### Requirement
Output as a JSON list of strings everything from the start of the lines below down to the line containing "reference-item-continuation: (GB 9706.11—1997,idt", both ends included, with one string per line and any blank lines left out.

● ● ● ●

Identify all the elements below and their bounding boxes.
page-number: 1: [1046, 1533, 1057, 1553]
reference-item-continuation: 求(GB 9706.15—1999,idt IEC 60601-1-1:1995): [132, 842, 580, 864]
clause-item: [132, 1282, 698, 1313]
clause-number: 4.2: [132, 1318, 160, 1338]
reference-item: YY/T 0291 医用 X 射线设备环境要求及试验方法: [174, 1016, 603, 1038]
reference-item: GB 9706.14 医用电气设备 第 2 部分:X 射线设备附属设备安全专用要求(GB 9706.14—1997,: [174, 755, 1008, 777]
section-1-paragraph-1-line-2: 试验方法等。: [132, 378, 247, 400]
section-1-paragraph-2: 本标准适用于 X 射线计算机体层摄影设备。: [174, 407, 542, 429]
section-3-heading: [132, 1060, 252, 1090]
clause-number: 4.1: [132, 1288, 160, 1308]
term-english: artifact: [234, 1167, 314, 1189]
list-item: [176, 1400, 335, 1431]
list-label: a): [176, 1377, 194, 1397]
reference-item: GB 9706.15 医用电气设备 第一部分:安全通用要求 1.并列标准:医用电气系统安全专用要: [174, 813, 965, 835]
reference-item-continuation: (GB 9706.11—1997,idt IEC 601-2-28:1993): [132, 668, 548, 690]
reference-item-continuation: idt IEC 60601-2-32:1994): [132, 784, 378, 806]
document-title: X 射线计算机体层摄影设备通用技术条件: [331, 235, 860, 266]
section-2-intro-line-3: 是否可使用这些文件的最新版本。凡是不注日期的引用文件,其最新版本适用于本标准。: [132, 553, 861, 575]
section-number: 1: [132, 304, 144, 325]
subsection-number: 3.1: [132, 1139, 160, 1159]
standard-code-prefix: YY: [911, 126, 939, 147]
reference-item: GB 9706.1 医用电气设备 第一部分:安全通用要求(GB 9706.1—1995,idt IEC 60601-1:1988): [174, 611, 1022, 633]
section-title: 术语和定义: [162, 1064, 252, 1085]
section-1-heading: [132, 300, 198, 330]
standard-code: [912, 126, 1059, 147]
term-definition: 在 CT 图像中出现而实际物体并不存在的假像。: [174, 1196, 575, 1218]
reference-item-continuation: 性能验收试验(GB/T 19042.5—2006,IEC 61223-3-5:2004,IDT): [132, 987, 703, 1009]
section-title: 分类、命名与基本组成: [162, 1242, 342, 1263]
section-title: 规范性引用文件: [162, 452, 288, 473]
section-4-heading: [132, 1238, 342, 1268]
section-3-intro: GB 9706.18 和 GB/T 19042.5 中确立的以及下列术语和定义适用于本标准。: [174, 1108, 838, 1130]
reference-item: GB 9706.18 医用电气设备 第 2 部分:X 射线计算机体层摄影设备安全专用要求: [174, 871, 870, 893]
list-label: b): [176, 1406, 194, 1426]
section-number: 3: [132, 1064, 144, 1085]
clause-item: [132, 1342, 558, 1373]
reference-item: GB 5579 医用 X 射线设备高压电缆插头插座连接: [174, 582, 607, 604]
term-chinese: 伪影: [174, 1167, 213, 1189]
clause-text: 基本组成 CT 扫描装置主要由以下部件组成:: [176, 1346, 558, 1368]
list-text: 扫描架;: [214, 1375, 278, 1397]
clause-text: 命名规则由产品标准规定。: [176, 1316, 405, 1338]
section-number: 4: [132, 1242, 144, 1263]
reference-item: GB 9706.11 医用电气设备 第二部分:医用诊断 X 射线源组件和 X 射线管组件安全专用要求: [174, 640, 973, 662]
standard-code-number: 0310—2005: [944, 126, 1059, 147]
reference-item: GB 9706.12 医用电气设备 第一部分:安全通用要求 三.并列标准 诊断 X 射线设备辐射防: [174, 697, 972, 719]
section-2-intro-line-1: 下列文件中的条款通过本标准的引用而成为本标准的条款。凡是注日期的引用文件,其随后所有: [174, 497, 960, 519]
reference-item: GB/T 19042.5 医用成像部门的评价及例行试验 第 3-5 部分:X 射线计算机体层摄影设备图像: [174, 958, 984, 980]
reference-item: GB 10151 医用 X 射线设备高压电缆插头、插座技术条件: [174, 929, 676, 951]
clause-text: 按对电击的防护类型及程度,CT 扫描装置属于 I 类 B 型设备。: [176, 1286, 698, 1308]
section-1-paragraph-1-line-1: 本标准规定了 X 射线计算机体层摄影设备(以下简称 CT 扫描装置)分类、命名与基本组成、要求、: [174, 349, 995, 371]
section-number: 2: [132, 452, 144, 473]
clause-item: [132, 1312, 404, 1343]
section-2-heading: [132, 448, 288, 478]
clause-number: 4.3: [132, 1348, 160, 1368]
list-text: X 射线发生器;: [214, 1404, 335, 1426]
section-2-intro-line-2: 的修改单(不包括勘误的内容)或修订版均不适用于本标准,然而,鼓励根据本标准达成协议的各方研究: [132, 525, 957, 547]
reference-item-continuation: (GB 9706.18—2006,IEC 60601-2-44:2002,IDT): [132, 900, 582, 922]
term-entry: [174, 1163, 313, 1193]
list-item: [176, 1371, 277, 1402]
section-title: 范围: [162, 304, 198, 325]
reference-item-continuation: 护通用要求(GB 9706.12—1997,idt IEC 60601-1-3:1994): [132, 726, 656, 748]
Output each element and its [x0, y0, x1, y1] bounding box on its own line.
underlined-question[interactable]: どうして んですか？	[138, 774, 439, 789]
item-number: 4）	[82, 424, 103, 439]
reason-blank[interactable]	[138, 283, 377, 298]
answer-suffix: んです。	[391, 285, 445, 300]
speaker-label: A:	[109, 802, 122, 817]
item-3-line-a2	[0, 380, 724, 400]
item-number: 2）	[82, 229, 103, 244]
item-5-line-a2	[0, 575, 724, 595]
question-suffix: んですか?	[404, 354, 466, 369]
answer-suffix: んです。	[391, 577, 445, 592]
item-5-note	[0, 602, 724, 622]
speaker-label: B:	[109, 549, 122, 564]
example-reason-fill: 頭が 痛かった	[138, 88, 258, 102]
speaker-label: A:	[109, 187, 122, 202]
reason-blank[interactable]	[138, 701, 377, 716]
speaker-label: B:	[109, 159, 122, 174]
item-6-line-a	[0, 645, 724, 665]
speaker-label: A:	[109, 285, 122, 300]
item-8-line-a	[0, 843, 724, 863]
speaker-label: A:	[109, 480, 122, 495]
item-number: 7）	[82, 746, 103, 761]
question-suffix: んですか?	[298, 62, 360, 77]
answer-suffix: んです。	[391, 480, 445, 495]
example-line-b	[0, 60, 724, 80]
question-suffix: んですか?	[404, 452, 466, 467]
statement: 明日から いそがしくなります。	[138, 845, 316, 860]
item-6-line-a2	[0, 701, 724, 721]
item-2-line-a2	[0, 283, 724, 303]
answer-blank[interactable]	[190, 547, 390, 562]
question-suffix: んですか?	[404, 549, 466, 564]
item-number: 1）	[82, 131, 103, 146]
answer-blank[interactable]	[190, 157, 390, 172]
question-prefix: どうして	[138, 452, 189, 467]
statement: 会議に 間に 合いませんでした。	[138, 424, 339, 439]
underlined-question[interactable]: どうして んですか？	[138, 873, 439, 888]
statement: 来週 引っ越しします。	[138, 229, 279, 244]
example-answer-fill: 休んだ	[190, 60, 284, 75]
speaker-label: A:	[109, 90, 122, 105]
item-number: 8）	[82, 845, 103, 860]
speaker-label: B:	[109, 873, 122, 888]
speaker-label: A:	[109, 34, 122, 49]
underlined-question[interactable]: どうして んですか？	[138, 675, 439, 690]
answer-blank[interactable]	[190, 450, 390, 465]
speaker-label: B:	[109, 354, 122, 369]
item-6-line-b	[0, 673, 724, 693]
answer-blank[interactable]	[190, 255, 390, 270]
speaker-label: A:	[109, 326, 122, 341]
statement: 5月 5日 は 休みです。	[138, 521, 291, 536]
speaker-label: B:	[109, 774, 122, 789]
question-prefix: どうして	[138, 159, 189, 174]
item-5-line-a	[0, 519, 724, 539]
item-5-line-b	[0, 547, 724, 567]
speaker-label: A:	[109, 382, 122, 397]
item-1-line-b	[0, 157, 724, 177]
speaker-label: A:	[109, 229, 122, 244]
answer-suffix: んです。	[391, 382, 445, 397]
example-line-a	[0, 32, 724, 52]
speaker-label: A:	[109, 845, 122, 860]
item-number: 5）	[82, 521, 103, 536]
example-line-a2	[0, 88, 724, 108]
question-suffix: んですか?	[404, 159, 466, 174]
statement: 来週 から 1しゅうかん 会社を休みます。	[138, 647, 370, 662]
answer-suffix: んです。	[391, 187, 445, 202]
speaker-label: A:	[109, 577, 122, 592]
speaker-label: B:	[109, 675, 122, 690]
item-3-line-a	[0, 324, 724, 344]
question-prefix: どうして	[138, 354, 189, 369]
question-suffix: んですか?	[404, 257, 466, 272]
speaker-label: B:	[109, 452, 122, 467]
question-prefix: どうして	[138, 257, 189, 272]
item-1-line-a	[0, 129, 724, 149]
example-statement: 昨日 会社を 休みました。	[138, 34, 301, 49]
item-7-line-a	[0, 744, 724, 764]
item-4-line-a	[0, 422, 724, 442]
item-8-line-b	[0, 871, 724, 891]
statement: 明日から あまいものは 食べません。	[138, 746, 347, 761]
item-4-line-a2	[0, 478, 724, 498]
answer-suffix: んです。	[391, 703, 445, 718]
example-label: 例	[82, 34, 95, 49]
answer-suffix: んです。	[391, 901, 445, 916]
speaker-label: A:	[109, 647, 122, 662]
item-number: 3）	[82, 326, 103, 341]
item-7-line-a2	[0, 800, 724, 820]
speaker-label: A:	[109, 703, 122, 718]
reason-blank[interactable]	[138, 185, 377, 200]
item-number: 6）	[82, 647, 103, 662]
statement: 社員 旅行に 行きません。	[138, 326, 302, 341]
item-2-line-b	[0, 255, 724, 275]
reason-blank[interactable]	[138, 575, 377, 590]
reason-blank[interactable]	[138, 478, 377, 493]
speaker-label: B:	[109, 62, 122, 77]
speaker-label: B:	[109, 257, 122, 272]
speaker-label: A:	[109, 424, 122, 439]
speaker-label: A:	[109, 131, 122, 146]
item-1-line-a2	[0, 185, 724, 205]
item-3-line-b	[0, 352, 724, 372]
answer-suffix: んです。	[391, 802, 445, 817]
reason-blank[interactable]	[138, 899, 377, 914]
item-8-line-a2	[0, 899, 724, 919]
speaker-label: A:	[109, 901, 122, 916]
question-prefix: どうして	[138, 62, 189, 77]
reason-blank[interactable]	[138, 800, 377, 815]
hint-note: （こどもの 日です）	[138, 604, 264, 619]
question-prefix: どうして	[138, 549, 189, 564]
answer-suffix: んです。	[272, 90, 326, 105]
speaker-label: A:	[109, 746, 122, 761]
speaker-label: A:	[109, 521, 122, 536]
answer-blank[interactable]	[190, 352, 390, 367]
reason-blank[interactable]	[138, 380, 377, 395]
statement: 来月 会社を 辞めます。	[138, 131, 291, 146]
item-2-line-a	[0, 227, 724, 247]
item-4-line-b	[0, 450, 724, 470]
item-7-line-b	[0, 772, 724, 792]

● ● ● ●

### Reply to the task
[
  "Identify all the elements below and their bounding boxes.",
  "page-number: 1: [1046, 1533, 1057, 1553]",
  "reference-item-continuation: 求(GB 9706.15—1999,idt IEC 60601-1-1:1995): [132, 842, 580, 864]",
  "clause-item: [132, 1282, 698, 1313]",
  "clause-number: 4.2: [132, 1318, 160, 1338]",
  "reference-item: YY/T 0291 医用 X 射线设备环境要求及试验方法: [174, 1016, 603, 1038]",
  "reference-item: GB 9706.14 医用电气设备 第 2 部分:X 射线设备附属设备安全专用要求(GB 9706.14—1997,: [174, 755, 1008, 777]",
  "section-1-paragraph-1-line-2: 试验方法等。: [132, 378, 247, 400]",
  "section-1-paragraph-2: 本标准适用于 X 射线计算机体层摄影设备。: [174, 407, 542, 429]",
  "section-3-heading: [132, 1060, 252, 1090]",
  "clause-number: 4.1: [132, 1288, 160, 1308]",
  "term-english: artifact: [234, 1167, 314, 1189]",
  "list-item: [176, 1400, 335, 1431]",
  "list-label: a): [176, 1377, 194, 1397]",
  "reference-item: GB 9706.15 医用电气设备 第一部分:安全通用要求 1.并列标准:医用电气系统安全专用要: [174, 813, 965, 835]",
  "reference-item-continuation: (GB 9706.11—1997,idt IEC 601-2-28:1993): [132, 668, 548, 690]"
]